## REQUIRED WORK:
Copy out the listing that follows exactly, dropping every picture.

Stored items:
* begin *
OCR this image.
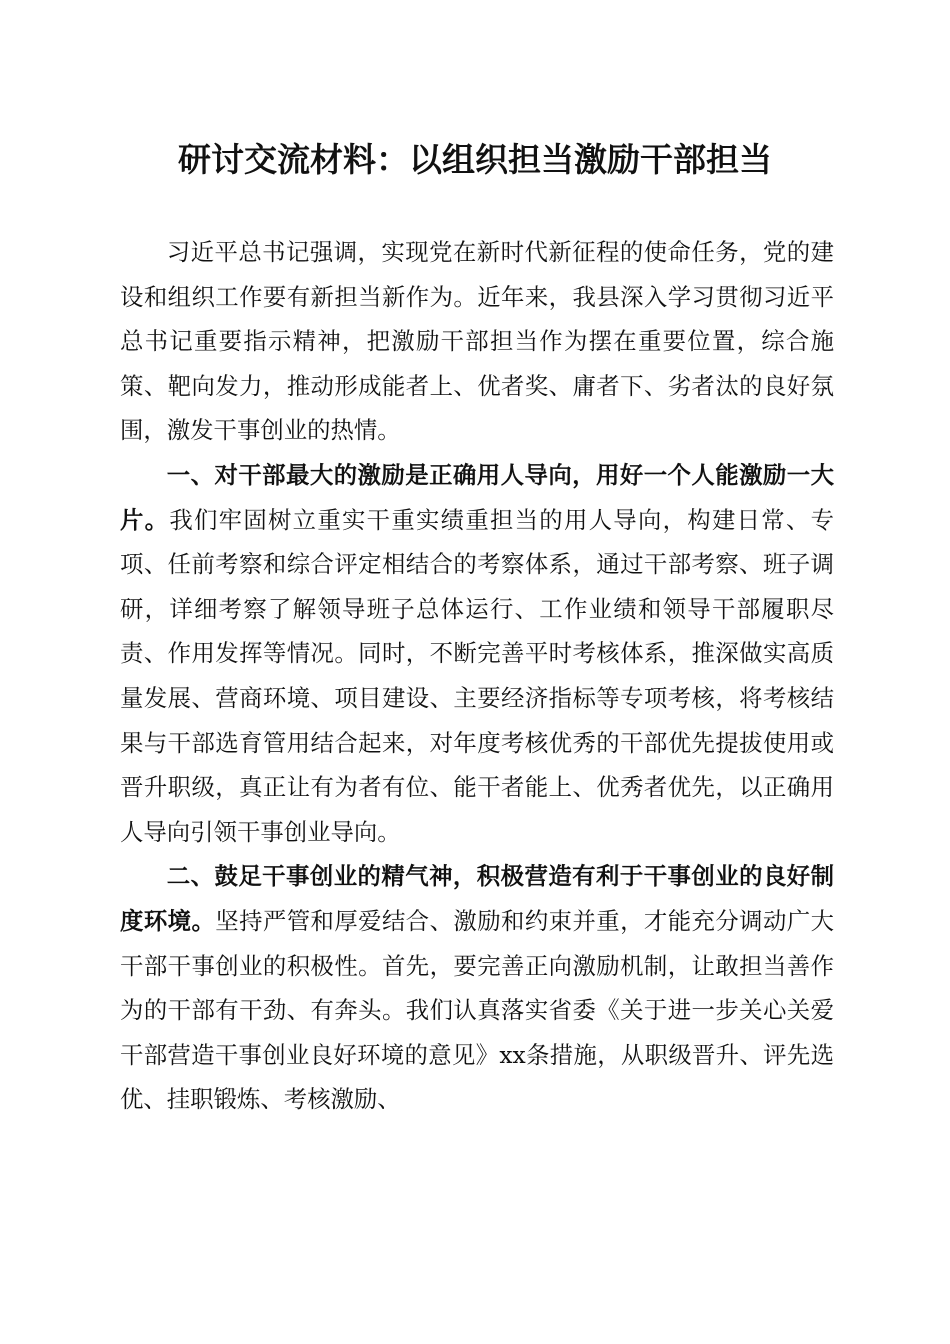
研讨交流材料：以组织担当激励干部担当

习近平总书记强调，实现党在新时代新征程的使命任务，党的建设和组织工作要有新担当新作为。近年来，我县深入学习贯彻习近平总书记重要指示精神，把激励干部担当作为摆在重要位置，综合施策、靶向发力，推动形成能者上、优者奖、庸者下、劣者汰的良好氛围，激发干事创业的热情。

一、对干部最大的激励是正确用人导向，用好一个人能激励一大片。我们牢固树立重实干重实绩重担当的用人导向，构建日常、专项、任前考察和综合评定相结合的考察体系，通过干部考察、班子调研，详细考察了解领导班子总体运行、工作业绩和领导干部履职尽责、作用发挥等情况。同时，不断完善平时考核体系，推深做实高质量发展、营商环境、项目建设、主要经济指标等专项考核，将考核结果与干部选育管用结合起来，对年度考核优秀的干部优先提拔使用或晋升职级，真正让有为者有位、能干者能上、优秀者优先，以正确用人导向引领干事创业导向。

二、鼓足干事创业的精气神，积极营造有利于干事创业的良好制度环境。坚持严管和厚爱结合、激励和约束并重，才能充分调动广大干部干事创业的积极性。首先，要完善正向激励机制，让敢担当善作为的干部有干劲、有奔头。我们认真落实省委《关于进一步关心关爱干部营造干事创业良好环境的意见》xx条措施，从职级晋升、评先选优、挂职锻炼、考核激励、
* end *
## RESULT OF THE EXERCISE:
OCR this image.
研讨交流材料：以组织担当激励干部担当

习近平总书记强调，实现党在新时代新征程的使命任务，党的建设和组织工作要有新担当新作为。近年来，我县深入学习贯彻习近平总书记重要指示精神，把激励干部担当作为摆在重要位置，综合施策、靶向发力，推动形成能者上、优者奖、庸者下、劣者汰的良好氛围，激发干事创业的热情。

一、对干部最大的激励是正确用人导向，用好一个人能激励一大片。我们牢固树立重实干重实绩重担当的用人导向，构建日常、专项、任前考察和综合评定相结合的考察体系，通过干部考察、班子调研，详细考察了解领导班子总体运行、工作业绩和领导干部履职尽责、作用发挥等情况。同时，不断完善平时考核体系，推深做实高质量发展、营商环境、项目建设、主要经济指标等专项考核，将考核结果与干部选育管用结合起来，对年度考核优秀的干部优先提拔使用或晋升职级，真正让有为者有位、能干者能上、优秀者优先，以正确用人导向引领干事创业导向。

二、鼓足干事创业的精气神，积极营造有利于干事创业的良好制度环境。坚持严管和厚爱结合、激励和约束并重，才能充分调动广大干部干事创业的积极性。首先，要完善正向激励机制，让敢担当善作为的干部有干劲、有奔头。我们认真落实省委《关于进一步关心关爱干部营造干事创业良好环境的意见》xx条措施，从职级晋升、评先选优、挂职锻炼、考核激励、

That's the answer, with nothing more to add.